*** Opening of RECORDS PROVIDED ***
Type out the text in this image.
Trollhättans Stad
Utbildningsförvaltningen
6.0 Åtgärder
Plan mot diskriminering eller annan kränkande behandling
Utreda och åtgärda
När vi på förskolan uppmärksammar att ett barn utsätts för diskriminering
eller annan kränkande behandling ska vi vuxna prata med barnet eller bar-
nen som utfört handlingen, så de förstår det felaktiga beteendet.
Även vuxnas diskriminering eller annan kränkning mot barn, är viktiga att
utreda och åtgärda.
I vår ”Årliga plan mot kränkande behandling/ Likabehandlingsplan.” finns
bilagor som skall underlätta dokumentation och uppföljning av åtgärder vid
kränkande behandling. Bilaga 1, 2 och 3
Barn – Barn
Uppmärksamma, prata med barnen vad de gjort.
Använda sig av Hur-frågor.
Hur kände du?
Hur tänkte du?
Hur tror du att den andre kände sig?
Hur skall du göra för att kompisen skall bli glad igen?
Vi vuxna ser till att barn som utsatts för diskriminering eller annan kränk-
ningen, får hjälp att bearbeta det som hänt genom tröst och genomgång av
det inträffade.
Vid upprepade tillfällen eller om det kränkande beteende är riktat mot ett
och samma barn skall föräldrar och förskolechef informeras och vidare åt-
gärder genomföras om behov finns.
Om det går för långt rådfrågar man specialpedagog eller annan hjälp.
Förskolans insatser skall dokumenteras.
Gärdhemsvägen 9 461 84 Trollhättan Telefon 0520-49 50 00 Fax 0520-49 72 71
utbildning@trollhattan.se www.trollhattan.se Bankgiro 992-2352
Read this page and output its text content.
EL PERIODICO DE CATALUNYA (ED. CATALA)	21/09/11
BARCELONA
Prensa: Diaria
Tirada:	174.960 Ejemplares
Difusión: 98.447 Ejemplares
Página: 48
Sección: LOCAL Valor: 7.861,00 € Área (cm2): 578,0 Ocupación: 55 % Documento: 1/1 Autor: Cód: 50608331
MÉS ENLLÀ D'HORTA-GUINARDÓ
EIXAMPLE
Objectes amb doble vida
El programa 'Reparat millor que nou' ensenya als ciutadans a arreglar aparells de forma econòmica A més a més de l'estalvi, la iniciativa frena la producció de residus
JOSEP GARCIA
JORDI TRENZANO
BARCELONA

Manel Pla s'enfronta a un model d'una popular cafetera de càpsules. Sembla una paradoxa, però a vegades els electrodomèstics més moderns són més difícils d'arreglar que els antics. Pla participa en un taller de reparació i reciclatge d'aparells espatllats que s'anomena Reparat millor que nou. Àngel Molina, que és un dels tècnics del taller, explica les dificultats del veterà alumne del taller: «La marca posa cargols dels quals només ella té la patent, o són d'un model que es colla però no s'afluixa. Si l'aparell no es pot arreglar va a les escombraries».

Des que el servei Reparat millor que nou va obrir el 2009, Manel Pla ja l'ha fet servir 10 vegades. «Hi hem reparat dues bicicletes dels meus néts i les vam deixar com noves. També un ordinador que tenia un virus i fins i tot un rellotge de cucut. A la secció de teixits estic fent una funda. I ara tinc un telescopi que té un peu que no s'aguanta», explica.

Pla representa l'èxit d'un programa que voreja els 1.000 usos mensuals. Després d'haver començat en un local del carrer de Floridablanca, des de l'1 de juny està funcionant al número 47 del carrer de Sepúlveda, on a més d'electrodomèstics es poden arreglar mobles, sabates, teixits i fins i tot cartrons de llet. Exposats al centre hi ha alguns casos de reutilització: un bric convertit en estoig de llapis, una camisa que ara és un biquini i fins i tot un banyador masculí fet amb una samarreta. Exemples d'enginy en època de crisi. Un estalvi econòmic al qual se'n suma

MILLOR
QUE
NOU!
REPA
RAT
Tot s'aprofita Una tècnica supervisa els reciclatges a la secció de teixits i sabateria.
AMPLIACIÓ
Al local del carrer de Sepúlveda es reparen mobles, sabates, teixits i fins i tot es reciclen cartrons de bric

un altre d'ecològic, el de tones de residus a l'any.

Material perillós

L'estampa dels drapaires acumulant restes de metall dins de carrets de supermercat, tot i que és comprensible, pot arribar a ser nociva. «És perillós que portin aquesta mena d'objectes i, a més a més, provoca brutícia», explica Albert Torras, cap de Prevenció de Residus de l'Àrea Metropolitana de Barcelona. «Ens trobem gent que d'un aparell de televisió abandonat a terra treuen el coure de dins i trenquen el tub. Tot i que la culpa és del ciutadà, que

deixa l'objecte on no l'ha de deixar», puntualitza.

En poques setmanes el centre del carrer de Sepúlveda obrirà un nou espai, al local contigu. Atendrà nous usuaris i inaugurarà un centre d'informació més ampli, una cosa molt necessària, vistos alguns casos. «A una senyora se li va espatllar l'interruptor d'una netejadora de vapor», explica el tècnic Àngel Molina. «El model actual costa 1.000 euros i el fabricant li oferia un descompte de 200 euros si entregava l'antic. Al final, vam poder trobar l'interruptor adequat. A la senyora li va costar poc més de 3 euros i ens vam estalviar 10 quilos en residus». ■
*** Close of RECORDS PROVIDED ***
#### [ACTION ITEM]
Would you please return every line in the listing where "diskriminering" shows up?

#### [ANSWER SPACE]
Plan mot diskriminering eller annan kränkande behandling
När vi på förskolan uppmärksammar att ett barn utsätts för diskriminering
Även vuxnas diskriminering eller annan kränkning mot barn, är viktiga att
Vi vuxna ser till att barn som utsatts för diskriminering eller annan kränk-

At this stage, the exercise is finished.